=== Directions ===
Write out the listing below exactly, and omit any images you find in it.

=== Exercise inputs ===
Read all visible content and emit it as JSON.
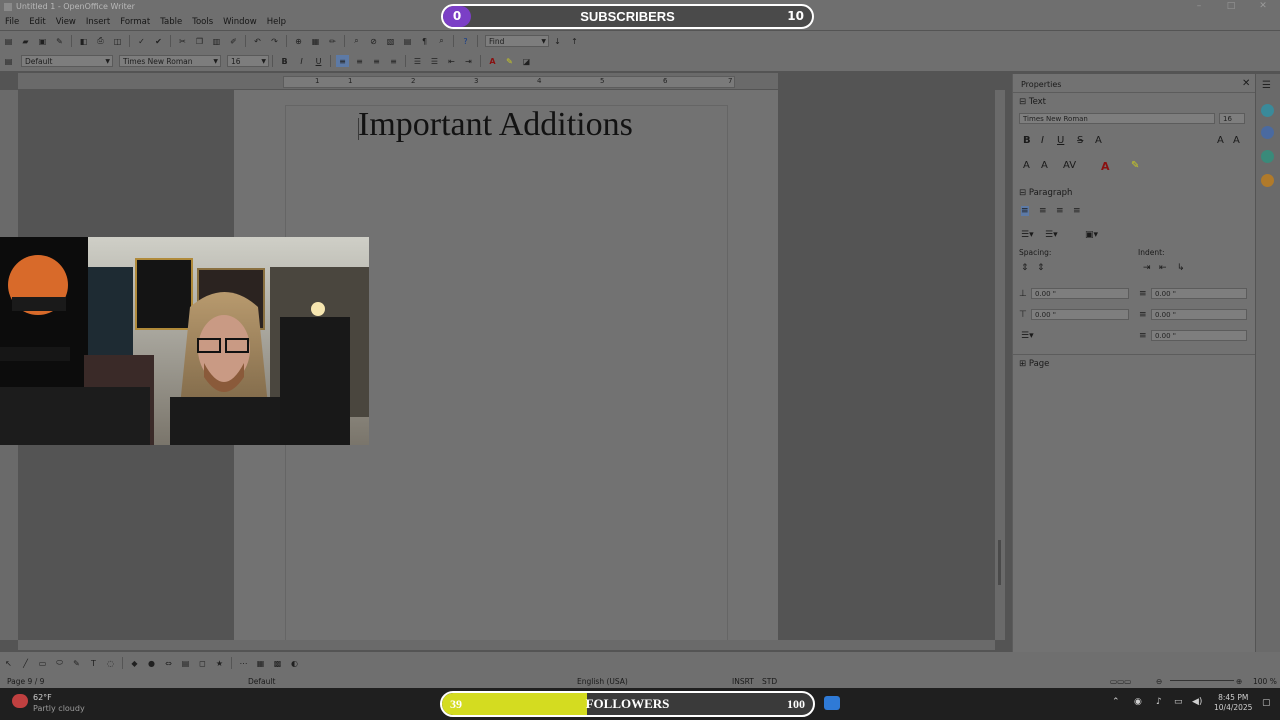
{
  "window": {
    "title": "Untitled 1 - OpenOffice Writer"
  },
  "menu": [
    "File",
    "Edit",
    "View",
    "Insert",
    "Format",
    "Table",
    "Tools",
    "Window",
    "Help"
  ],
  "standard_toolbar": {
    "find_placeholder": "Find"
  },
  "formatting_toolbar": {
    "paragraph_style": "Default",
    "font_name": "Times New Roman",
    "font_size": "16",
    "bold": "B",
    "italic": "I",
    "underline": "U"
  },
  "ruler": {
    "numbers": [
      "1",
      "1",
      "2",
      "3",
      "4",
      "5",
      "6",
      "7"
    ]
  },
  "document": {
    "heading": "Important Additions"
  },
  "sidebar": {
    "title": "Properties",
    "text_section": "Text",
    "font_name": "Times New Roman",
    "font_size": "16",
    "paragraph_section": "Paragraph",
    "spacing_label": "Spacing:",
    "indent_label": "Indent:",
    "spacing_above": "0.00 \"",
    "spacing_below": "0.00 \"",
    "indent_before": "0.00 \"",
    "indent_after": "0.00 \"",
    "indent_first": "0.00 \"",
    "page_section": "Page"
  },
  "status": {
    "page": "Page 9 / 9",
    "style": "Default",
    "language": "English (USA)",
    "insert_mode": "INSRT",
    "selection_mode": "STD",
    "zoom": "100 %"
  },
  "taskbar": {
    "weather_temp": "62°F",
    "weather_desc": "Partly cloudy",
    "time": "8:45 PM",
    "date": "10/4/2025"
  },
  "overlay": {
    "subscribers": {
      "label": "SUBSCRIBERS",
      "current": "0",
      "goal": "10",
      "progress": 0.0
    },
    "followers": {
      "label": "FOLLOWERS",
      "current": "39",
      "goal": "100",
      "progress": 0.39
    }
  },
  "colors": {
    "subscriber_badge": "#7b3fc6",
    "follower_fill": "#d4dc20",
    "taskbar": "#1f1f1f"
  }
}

=== Result of this exercise ===
Read all visible content and emit it as JSON.
{
  "window": {
    "title": "Untitled 1 - OpenOffice Writer"
  },
  "menu": [
    "File",
    "Edit",
    "View",
    "Insert",
    "Format",
    "Table",
    "Tools",
    "Window",
    "Help"
  ],
  "standard_toolbar": {
    "find_placeholder": "Find"
  },
  "formatting_toolbar": {
    "paragraph_style": "Default",
    "font_name": "Times New Roman",
    "font_size": "16",
    "bold": "B",
    "italic": "I",
    "underline": "U"
  },
  "ruler": {
    "numbers": [
      "1",
      "1",
      "2",
      "3",
      "4",
      "5",
      "6",
      "7"
    ]
  },
  "document": {
    "heading": "Important Additions"
  },
  "sidebar": {
    "title": "Properties",
    "text_section": "Text",
    "font_name": "Times New Roman",
    "font_size": "16",
    "paragraph_section": "Paragraph",
    "spacing_label": "Spacing:",
    "indent_label": "Indent:",
    "spacing_above": "0.00 \"",
    "spacing_below": "0.00 \"",
    "indent_before": "0.00 \"",
    "indent_after": "0.00 \"",
    "indent_first": "0.00 \"",
    "page_section": "Page"
  },
  "status": {
    "page": "Page 9 / 9",
    "style": "Default",
    "language": "English (USA)",
    "insert_mode": "INSRT",
    "selection_mode": "STD",
    "zoom": "100 %"
  },
  "taskbar": {
    "weather_temp": "62°F",
    "weather_desc": "Partly cloudy",
    "time": "8:45 PM",
    "date": "10/4/2025"
  },
  "overlay": {
    "subscribers": {
      "label": "SUBSCRIBERS",
      "current": "0",
      "goal": "10",
      "progress": 0.0
    },
    "followers": {
      "label": "FOLLOWERS",
      "current": "39",
      "goal": "100",
      "progress": 0.39
    }
  },
  "colors": {
    "subscriber_badge": "#7b3fc6",
    "follower_fill": "#d4dc20",
    "taskbar": "#1f1f1f"
  }
}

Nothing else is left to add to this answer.